> **Goal of the exercise**
Retype, without changes, every line from the line that contains "Give me the" through the final line of the records. Exclude pictures.
----- Data -----
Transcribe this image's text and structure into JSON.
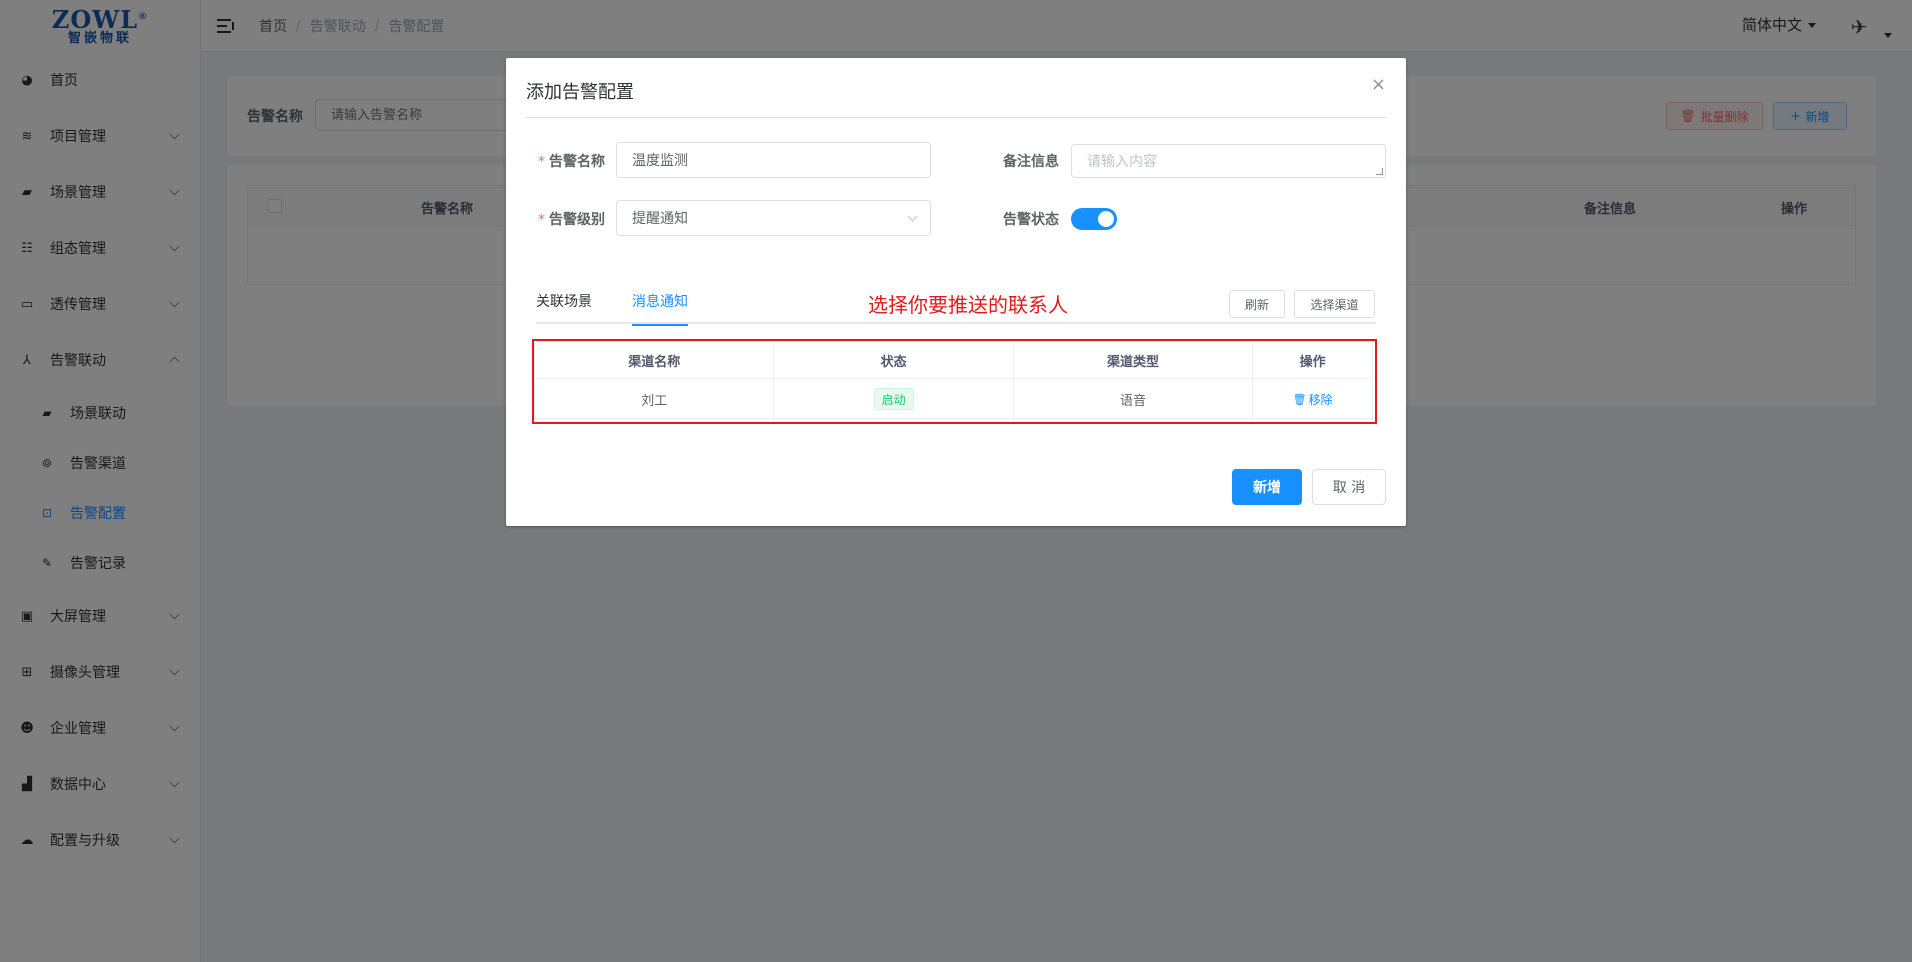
{
  "logo": {
    "top": "ZOWL",
    "reg": "®",
    "bottom": "智嵌物联"
  },
  "sidebar": {
    "items": [
      {
        "label": "首页",
        "icon": "dashboard-icon"
      },
      {
        "label": "项目管理",
        "icon": "layers-icon"
      },
      {
        "label": "场景管理",
        "icon": "clapper-icon"
      },
      {
        "label": "组态管理",
        "icon": "grid-list-icon"
      },
      {
        "label": "透传管理",
        "icon": "monitor-icon"
      },
      {
        "label": "告警联动",
        "icon": "network-icon"
      }
    ],
    "sub_items": [
      {
        "label": "场景联动",
        "icon": "clapper-icon"
      },
      {
        "label": "告警渠道",
        "icon": "channel-icon"
      },
      {
        "label": "告警配置",
        "icon": "lock-icon"
      },
      {
        "label": "告警记录",
        "icon": "edit-icon"
      }
    ],
    "items_after": [
      {
        "label": "大屏管理",
        "icon": "screen-icon"
      },
      {
        "label": "摄像头管理",
        "icon": "table-icon"
      },
      {
        "label": "企业管理",
        "icon": "user-gear-icon"
      },
      {
        "label": "数据中心",
        "icon": "bar-chart-icon"
      },
      {
        "label": "配置与升级",
        "icon": "cloud-upload-icon"
      }
    ]
  },
  "header": {
    "breadcrumb": [
      "首页",
      "告警联动",
      "告警配置"
    ],
    "breadcrumb_sep": "/",
    "language": "简体中文"
  },
  "search": {
    "label": "告警名称",
    "placeholder": "请输入告警名称",
    "batch_delete": "批量删除",
    "add": "新增"
  },
  "main_table": {
    "columns": [
      "告警名称",
      "备注信息",
      "操作"
    ]
  },
  "dialog": {
    "title": "添加告警配置",
    "close": "×",
    "fields": {
      "name_label": "告警名称",
      "name_value": "温度监测",
      "remark_label": "备注信息",
      "remark_placeholder": "请输入内容",
      "level_label": "告警级别",
      "level_value": "提醒通知",
      "status_label": "告警状态",
      "required_mark": "*",
      "status_on": true
    },
    "tabs": [
      "关联场景",
      "消息通知"
    ],
    "active_tab": "消息通知",
    "annotation": "选择你要推送的联系人",
    "refresh": "刷新",
    "select_channel": "选择渠道",
    "channel_table": {
      "columns": [
        "渠道名称",
        "状态",
        "渠道类型",
        "操作"
      ],
      "rows": [
        {
          "name": "刘工",
          "status": "启动",
          "type": "语音",
          "action": "移除"
        }
      ]
    },
    "confirm": "新增",
    "cancel": "取 消"
  },
  "colors": {
    "primary": "#1890ff",
    "danger": "#f56c6c",
    "success": "#13ce66",
    "annotation": "#e11b1b"
  }
}
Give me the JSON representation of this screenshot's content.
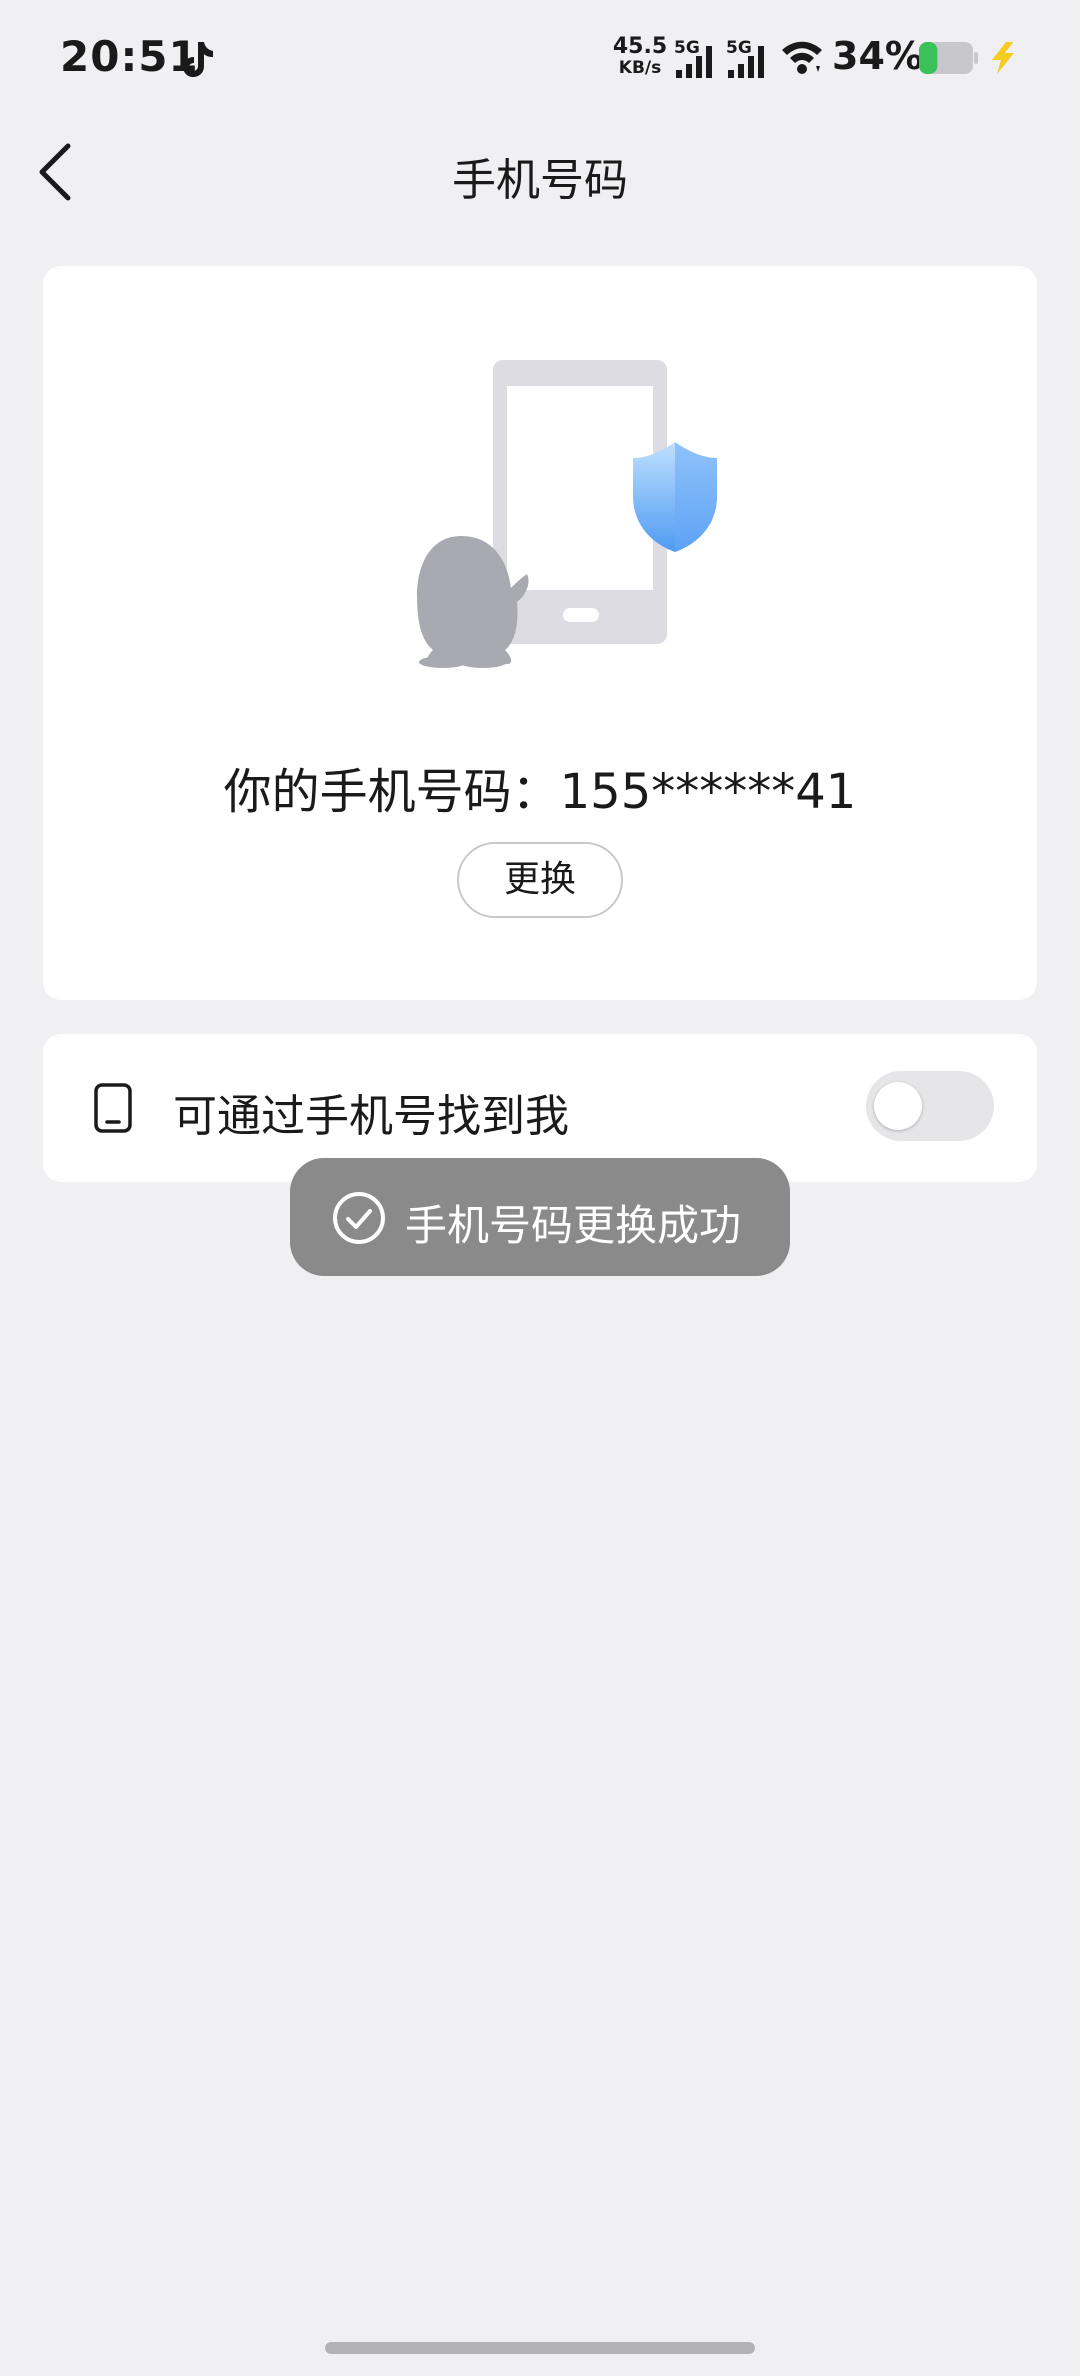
{
  "status_bar": {
    "time": "20:51",
    "net_speed_value": "45.5",
    "net_speed_unit": "KB/s",
    "sim1_tag": "5G",
    "sim2_tag": "5G",
    "battery_percent": "34%",
    "battery_level": 0.34,
    "battery_color": "#3ac15a",
    "charging_color": "#f5cc1f"
  },
  "header": {
    "title": "手机号码"
  },
  "phone_card": {
    "phone_text": "你的手机号码：155******41",
    "change_button_label": "更换"
  },
  "discover_card": {
    "label": "可通过手机号找到我",
    "toggle_on": false
  },
  "toast": {
    "message": "手机号码更换成功"
  },
  "colors": {
    "background": "#f0f0f2",
    "card": "#ffffff",
    "toast_bg": "#8a8a8a",
    "shield_blue": "#4f9bf2"
  }
}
-----
> **Solution**
Give me the JSON representation of this screenshot's content.
{
  "status_bar": {
    "time": "20:51",
    "net_speed_value": "45.5",
    "net_speed_unit": "KB/s",
    "sim1_tag": "5G",
    "sim2_tag": "5G",
    "battery_percent": "34%",
    "battery_level": 0.34,
    "battery_color": "#3ac15a",
    "charging_color": "#f5cc1f"
  },
  "header": {
    "title": "手机号码"
  },
  "phone_card": {
    "phone_text": "你的手机号码：155******41",
    "change_button_label": "更换"
  },
  "discover_card": {
    "label": "可通过手机号找到我",
    "toggle_on": false
  },
  "toast": {
    "message": "手机号码更换成功"
  },
  "colors": {
    "background": "#f0f0f2",
    "card": "#ffffff",
    "toast_bg": "#8a8a8a",
    "shield_blue": "#4f9bf2"
  }
}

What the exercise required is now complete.